> Exercise prompt
Each entry below must be repeated exactly, with pictures left out.

======== Available records ========

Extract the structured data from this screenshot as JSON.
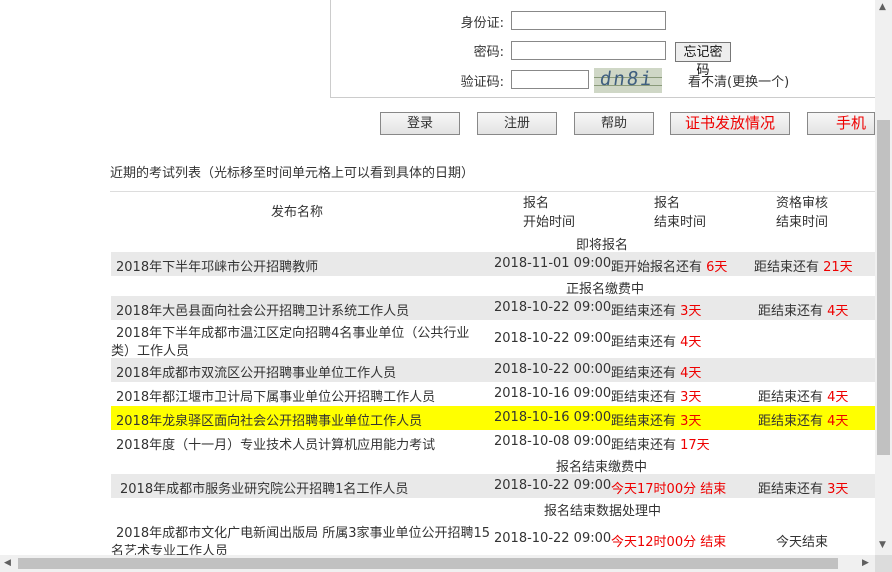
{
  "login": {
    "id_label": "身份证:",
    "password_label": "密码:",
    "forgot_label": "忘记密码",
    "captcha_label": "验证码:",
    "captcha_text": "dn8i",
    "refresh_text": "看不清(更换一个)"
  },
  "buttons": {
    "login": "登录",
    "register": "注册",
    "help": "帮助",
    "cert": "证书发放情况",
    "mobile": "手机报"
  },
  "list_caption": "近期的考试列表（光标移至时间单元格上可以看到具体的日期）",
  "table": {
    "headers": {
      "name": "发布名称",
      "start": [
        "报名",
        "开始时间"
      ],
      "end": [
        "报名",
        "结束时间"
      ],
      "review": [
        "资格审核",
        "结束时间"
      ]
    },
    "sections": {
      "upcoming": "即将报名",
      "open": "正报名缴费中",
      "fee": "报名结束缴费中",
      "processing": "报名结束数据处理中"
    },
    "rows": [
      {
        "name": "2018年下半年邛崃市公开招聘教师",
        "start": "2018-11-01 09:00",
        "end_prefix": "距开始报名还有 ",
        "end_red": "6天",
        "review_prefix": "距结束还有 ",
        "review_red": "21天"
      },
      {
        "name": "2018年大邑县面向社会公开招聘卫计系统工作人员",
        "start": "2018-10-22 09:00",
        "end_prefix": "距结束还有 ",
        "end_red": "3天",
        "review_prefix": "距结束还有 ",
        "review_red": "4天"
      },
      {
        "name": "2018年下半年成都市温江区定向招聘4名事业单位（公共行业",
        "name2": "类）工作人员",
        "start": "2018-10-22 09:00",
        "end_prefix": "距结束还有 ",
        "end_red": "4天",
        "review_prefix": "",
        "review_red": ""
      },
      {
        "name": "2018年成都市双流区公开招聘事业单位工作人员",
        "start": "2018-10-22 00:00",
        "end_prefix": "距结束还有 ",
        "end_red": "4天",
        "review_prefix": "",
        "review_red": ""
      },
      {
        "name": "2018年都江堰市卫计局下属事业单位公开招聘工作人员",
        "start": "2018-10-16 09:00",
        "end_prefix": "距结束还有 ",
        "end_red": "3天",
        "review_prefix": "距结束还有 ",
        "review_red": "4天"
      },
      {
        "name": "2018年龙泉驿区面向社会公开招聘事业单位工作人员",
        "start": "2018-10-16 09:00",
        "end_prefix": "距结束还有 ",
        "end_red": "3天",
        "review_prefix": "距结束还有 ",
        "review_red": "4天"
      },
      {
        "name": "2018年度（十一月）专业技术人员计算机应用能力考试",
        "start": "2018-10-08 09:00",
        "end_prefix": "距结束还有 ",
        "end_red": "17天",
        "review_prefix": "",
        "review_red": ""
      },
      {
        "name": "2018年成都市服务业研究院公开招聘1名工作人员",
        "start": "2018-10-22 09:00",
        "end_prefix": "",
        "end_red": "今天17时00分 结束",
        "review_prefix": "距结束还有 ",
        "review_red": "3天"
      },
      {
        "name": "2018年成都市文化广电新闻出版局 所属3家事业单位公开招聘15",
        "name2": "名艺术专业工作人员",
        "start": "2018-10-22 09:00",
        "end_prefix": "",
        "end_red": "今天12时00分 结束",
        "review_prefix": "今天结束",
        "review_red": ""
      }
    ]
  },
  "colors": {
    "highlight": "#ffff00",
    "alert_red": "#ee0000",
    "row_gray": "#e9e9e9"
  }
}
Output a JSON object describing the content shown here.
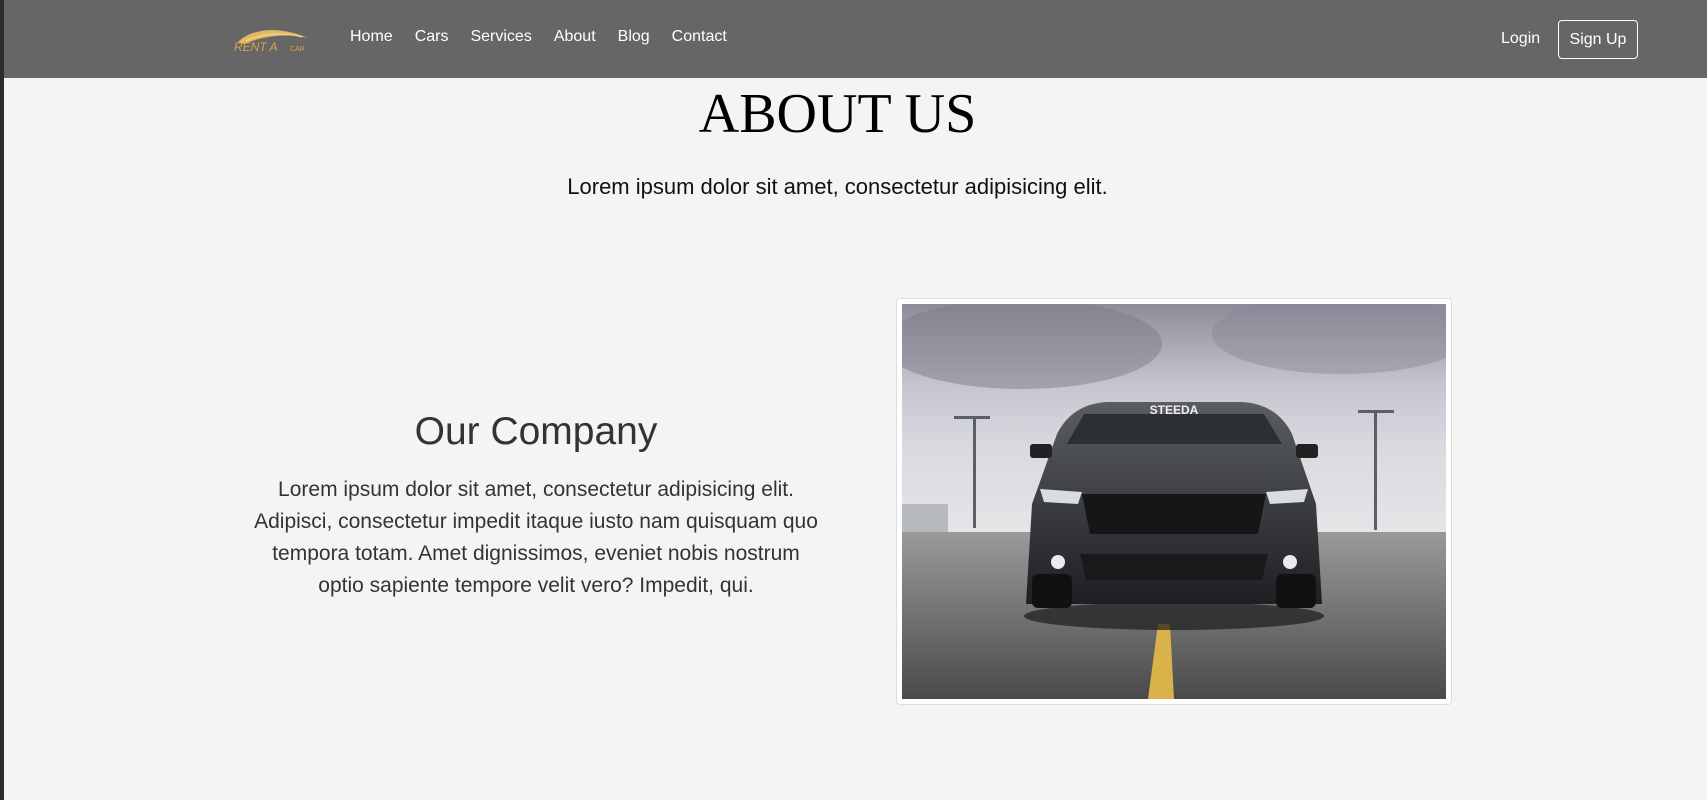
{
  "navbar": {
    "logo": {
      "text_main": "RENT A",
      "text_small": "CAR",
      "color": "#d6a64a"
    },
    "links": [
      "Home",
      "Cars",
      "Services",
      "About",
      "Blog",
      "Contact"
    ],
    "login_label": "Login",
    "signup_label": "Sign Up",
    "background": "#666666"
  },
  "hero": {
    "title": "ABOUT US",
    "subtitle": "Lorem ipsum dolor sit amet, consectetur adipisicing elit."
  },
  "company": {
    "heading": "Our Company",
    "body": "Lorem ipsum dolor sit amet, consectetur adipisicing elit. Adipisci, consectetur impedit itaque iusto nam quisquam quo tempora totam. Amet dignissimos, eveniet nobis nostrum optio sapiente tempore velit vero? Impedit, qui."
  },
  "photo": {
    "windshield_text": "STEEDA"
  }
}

========

> Answer
Extract the structured data from this screenshot as JSON.
{
  "login": {
    "id_label": "身份证:",
    "password_label": "密码:",
    "forgot_label": "忘记密码",
    "captcha_label": "验证码:",
    "captcha_text": "dn8i",
    "refresh_text": "看不清(更换一个)"
  },
  "buttons": {
    "login": "登录",
    "register": "注册",
    "help": "帮助",
    "cert": "证书发放情况",
    "mobile": "手机报"
  },
  "list_caption": "近期的考试列表（光标移至时间单元格上可以看到具体的日期）",
  "table": {
    "headers": {
      "name": "发布名称",
      "start": [
        "报名",
        "开始时间"
      ],
      "end": [
        "报名",
        "结束时间"
      ],
      "review": [
        "资格审核",
        "结束时间"
      ]
    },
    "sections": {
      "upcoming": "即将报名",
      "open": "正报名缴费中",
      "fee": "报名结束缴费中",
      "processing": "报名结束数据处理中"
    },
    "rows": [
      {
        "name": "2018年下半年邛崃市公开招聘教师",
        "start": "2018-11-01 09:00",
        "end_prefix": "距开始报名还有 ",
        "end_red": "6天",
        "review_prefix": "距结束还有 ",
        "review_red": "21天"
      },
      {
        "name": "2018年大邑县面向社会公开招聘卫计系统工作人员",
        "start": "2018-10-22 09:00",
        "end_prefix": "距结束还有 ",
        "end_red": "3天",
        "review_prefix": "距结束还有 ",
        "review_red": "4天"
      },
      {
        "name": "2018年下半年成都市温江区定向招聘4名事业单位（公共行业",
        "name2": "类）工作人员",
        "start": "2018-10-22 09:00",
        "end_prefix": "距结束还有 ",
        "end_red": "4天",
        "review_prefix": "",
        "review_red": ""
      },
      {
        "name": "2018年成都市双流区公开招聘事业单位工作人员",
        "start": "2018-10-22 00:00",
        "end_prefix": "距结束还有 ",
        "end_red": "4天",
        "review_prefix": "",
        "review_red": ""
      },
      {
        "name": "2018年都江堰市卫计局下属事业单位公开招聘工作人员",
        "start": "2018-10-16 09:00",
        "end_prefix": "距结束还有 ",
        "end_red": "3天",
        "review_prefix": "距结束还有 ",
        "review_red": "4天"
      },
      {
        "name": "2018年龙泉驿区面向社会公开招聘事业单位工作人员",
        "start": "2018-10-16 09:00",
        "end_prefix": "距结束还有 ",
        "end_red": "3天",
        "review_prefix": "距结束还有 ",
        "review_red": "4天"
      },
      {
        "name": "2018年度（十一月）专业技术人员计算机应用能力考试",
        "start": "2018-10-08 09:00",
        "end_prefix": "距结束还有 ",
        "end_red": "17天",
        "review_prefix": "",
        "review_red": ""
      },
      {
        "name": "2018年成都市服务业研究院公开招聘1名工作人员",
        "start": "2018-10-22 09:00",
        "end_prefix": "",
        "end_red": "今天17时00分 结束",
        "review_prefix": "距结束还有 ",
        "review_red": "3天"
      },
      {
        "name": "2018年成都市文化广电新闻出版局 所属3家事业单位公开招聘15",
        "name2": "名艺术专业工作人员",
        "start": "2018-10-22 09:00",
        "end_prefix": "",
        "end_red": "今天12时00分 结束",
        "review_prefix": "今天结束",
        "review_red": ""
      }
    ]
  },
  "colors": {
    "highlight": "#ffff00",
    "alert_red": "#ee0000",
    "row_gray": "#e9e9e9"
  }
}
Output a JSON object describing the content shown here.
{
  "navbar": {
    "logo": {
      "text_main": "RENT A",
      "text_small": "CAR",
      "color": "#d6a64a"
    },
    "links": [
      "Home",
      "Cars",
      "Services",
      "About",
      "Blog",
      "Contact"
    ],
    "login_label": "Login",
    "signup_label": "Sign Up",
    "background": "#666666"
  },
  "hero": {
    "title": "ABOUT US",
    "subtitle": "Lorem ipsum dolor sit amet, consectetur adipisicing elit."
  },
  "company": {
    "heading": "Our Company",
    "body": "Lorem ipsum dolor sit amet, consectetur adipisicing elit. Adipisci, consectetur impedit itaque iusto nam quisquam quo tempora totam. Amet dignissimos, eveniet nobis nostrum optio sapiente tempore velit vero? Impedit, qui."
  },
  "photo": {
    "windshield_text": "STEEDA"
  }
}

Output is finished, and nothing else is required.